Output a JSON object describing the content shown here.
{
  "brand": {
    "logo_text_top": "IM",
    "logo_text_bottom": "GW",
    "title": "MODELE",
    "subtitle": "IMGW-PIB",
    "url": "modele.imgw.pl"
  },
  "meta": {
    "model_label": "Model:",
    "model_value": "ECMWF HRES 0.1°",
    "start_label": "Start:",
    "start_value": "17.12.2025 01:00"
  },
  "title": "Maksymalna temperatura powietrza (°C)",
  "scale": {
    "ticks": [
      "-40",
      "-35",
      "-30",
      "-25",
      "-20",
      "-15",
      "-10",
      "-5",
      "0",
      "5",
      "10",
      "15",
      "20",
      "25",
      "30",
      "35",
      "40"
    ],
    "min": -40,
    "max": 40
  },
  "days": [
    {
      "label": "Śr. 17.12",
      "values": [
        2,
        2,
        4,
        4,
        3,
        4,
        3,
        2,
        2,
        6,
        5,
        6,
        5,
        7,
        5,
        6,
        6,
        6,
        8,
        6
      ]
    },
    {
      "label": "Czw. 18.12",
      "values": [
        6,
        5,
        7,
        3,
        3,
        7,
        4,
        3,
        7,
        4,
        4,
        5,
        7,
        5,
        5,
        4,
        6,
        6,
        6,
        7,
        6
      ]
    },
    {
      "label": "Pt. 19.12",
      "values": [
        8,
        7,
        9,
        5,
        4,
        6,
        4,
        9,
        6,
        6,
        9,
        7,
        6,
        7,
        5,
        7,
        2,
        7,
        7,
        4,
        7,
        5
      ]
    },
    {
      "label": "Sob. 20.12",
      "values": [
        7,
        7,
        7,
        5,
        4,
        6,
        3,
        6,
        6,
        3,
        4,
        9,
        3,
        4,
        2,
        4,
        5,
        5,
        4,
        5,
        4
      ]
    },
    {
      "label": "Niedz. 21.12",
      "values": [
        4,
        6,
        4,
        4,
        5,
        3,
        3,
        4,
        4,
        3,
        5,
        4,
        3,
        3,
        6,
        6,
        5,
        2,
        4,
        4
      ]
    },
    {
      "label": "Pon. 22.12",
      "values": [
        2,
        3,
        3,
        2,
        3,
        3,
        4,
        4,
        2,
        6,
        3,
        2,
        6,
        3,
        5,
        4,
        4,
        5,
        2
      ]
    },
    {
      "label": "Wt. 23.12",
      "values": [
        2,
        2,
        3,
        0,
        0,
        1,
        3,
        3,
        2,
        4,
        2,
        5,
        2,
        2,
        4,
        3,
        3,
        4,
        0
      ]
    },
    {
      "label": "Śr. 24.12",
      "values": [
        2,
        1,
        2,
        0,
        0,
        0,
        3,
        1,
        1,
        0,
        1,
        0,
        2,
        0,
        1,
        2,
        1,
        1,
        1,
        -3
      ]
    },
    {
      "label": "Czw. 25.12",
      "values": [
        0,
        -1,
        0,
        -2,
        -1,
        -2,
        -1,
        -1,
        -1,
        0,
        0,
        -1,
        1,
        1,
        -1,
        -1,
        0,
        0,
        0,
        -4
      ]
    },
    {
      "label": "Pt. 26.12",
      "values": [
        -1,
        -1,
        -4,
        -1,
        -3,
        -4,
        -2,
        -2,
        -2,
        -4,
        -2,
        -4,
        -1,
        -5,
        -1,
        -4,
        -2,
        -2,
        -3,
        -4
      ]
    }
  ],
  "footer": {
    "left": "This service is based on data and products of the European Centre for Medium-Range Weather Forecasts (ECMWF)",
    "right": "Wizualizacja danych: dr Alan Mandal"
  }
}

·····

Problem
Examine the entries and report how many of their lines contain the string "ECMWF", giving no more than the number.

Correct response
2